Stored data:
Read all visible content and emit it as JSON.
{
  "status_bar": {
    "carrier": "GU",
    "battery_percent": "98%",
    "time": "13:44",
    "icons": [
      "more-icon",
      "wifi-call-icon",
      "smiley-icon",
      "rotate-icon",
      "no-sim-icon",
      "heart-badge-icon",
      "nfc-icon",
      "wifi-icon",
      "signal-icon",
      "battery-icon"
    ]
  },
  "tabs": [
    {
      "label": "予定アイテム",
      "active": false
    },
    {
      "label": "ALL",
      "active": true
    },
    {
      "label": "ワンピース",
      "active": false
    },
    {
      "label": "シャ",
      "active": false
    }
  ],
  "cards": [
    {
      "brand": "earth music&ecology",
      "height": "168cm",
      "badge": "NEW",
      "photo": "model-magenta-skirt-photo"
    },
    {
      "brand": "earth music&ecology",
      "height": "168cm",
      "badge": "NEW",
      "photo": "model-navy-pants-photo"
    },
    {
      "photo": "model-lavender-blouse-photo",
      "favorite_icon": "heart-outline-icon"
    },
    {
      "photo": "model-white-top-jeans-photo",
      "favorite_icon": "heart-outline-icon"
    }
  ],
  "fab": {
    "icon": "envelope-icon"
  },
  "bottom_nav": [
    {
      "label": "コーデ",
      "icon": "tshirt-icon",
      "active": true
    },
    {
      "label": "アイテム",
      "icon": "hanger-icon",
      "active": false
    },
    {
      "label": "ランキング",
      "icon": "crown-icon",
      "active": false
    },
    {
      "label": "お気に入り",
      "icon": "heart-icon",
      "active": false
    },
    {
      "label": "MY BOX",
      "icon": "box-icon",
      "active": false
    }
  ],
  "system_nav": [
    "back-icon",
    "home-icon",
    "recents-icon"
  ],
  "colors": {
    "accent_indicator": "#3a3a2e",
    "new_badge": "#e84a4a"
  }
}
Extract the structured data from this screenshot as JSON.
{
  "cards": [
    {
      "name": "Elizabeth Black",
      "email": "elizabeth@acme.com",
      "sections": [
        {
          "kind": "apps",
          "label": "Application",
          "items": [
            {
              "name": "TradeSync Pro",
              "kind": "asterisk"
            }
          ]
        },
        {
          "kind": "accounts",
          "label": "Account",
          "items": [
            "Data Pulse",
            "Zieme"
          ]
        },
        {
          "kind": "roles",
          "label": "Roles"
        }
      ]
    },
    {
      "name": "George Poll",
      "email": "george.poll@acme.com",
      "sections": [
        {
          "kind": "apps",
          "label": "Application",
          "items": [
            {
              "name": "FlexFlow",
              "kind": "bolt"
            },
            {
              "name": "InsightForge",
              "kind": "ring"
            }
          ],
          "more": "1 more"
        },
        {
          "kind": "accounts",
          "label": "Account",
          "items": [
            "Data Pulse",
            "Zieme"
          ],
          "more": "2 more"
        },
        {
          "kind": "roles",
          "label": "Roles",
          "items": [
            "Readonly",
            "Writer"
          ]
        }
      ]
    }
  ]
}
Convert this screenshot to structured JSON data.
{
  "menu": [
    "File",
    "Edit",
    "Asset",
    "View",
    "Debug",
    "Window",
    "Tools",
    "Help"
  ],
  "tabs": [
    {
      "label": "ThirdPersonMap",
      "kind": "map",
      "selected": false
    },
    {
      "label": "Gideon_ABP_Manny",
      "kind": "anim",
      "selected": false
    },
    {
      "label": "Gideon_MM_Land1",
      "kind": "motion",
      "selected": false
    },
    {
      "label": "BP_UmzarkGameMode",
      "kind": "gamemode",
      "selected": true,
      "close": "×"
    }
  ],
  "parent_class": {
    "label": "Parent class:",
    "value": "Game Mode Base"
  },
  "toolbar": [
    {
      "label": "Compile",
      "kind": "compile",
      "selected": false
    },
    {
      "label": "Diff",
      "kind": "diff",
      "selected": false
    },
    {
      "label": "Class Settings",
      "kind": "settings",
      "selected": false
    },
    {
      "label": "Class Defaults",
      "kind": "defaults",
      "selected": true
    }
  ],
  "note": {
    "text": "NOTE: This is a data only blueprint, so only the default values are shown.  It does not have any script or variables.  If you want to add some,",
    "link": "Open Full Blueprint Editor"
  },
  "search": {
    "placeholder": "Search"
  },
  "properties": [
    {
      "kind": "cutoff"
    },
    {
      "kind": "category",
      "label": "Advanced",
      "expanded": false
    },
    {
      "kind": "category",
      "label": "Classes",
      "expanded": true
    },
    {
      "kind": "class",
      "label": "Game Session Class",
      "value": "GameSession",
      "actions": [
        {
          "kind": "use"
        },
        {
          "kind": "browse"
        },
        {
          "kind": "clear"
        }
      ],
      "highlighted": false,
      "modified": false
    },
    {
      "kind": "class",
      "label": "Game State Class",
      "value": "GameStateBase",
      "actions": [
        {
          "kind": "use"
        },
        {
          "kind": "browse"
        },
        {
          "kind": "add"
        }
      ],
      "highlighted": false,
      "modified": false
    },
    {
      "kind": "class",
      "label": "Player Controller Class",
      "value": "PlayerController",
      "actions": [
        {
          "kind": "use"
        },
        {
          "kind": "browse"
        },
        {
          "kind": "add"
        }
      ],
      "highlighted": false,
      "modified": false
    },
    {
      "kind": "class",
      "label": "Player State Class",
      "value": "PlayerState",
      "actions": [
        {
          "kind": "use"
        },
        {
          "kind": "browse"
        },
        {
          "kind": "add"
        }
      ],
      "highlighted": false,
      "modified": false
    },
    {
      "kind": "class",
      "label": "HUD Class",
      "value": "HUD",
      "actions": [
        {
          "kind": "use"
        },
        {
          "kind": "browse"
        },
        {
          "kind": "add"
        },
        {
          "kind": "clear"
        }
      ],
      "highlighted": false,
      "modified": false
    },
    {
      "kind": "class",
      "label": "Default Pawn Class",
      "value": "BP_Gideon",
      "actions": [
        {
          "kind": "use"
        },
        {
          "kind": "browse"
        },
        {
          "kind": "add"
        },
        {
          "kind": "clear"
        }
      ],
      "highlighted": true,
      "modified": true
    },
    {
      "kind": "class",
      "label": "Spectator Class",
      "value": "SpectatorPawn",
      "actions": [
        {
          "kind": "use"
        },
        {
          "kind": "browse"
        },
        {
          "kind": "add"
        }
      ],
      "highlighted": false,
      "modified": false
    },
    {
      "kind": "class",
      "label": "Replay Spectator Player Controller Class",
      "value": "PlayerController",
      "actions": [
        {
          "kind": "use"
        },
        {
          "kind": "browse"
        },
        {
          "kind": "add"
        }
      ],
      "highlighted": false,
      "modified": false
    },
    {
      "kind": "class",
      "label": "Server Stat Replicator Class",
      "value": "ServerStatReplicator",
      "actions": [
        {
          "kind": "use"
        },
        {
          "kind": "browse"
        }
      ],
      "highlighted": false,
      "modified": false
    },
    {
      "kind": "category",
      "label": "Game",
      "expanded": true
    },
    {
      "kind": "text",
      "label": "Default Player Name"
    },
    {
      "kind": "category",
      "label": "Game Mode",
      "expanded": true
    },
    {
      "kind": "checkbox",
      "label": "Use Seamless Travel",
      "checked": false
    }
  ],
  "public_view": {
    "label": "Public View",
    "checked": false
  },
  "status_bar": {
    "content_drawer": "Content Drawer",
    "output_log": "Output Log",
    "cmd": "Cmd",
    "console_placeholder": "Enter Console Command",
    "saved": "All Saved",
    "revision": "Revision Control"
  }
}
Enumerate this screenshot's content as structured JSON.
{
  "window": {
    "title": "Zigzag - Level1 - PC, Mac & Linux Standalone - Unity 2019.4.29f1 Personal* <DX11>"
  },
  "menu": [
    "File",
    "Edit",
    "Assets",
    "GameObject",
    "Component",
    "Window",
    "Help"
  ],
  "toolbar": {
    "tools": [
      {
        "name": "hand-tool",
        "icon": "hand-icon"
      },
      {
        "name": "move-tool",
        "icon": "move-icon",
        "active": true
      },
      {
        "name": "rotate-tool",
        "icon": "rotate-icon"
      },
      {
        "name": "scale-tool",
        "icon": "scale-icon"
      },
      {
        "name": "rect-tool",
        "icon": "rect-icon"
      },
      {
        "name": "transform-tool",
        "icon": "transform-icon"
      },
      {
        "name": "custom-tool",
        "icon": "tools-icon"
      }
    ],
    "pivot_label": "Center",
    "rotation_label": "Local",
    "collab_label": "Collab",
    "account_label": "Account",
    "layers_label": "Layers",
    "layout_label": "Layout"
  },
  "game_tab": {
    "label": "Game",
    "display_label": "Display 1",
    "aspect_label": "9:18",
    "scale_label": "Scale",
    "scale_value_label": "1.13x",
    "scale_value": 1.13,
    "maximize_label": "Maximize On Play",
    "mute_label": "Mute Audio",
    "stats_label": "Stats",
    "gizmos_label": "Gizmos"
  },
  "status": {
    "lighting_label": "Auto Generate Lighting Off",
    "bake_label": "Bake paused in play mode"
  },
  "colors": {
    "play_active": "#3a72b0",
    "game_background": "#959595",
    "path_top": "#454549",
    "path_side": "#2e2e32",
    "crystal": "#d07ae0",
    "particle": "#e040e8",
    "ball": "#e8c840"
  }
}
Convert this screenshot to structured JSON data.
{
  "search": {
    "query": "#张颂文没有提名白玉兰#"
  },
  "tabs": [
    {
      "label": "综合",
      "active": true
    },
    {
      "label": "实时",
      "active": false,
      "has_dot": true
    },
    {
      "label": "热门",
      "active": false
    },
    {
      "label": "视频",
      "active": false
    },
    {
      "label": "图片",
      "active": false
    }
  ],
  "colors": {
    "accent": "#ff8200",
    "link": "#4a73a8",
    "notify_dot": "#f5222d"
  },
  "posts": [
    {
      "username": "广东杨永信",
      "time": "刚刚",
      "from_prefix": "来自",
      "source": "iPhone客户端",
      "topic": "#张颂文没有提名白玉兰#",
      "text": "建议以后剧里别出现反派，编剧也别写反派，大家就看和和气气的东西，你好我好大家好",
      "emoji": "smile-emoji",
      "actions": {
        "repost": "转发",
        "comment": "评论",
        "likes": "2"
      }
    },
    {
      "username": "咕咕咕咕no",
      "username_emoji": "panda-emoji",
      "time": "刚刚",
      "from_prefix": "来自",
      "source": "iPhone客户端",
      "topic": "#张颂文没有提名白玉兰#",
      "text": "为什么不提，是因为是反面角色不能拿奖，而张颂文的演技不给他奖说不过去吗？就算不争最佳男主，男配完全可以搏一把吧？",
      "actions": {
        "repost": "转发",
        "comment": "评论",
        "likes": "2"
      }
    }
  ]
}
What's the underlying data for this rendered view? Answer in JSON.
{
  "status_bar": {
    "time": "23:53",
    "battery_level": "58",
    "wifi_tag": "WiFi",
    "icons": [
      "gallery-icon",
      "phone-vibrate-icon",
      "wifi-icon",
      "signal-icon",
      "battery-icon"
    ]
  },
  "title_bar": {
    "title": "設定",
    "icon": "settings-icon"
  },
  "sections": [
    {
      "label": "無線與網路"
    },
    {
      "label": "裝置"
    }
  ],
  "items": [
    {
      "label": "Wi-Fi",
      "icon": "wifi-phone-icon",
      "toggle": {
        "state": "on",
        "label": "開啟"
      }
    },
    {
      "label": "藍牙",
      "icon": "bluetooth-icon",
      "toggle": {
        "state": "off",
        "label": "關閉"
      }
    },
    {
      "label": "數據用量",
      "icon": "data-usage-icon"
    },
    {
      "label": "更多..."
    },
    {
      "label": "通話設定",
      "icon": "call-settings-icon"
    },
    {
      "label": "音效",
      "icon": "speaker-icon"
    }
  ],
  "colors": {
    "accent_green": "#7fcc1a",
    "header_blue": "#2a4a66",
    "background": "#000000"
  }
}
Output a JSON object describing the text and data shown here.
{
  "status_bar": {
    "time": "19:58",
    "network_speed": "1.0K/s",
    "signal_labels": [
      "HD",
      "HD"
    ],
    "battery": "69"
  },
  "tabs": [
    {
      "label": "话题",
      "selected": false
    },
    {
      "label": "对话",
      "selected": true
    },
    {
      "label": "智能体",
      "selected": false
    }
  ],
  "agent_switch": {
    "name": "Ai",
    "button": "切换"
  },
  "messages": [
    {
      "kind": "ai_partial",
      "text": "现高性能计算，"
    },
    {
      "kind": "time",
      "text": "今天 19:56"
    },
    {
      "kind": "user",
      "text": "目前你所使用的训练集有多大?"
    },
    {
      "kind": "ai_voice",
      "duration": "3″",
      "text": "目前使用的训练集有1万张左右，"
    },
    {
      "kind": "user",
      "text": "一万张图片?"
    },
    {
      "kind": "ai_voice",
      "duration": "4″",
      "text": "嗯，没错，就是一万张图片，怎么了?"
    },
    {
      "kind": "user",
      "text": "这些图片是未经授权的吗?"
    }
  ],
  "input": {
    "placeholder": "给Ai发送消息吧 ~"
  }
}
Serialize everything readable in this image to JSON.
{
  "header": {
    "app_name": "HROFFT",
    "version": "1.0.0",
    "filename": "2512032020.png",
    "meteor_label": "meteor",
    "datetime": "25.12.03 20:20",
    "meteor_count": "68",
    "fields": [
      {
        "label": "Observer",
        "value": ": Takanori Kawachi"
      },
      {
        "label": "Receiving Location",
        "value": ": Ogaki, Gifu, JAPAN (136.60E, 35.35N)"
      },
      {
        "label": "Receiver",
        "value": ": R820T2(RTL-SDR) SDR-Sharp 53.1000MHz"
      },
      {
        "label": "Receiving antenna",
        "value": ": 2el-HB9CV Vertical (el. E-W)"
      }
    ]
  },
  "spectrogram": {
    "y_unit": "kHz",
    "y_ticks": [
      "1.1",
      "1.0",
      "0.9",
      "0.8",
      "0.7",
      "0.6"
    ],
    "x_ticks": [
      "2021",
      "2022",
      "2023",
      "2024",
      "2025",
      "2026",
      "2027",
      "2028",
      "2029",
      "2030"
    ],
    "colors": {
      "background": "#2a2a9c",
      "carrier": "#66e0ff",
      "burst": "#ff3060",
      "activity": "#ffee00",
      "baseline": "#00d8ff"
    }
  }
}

#### [Your task]
Exactly how many lines contain "structured"? State the number and nothing else.

#### [Problem solution]
4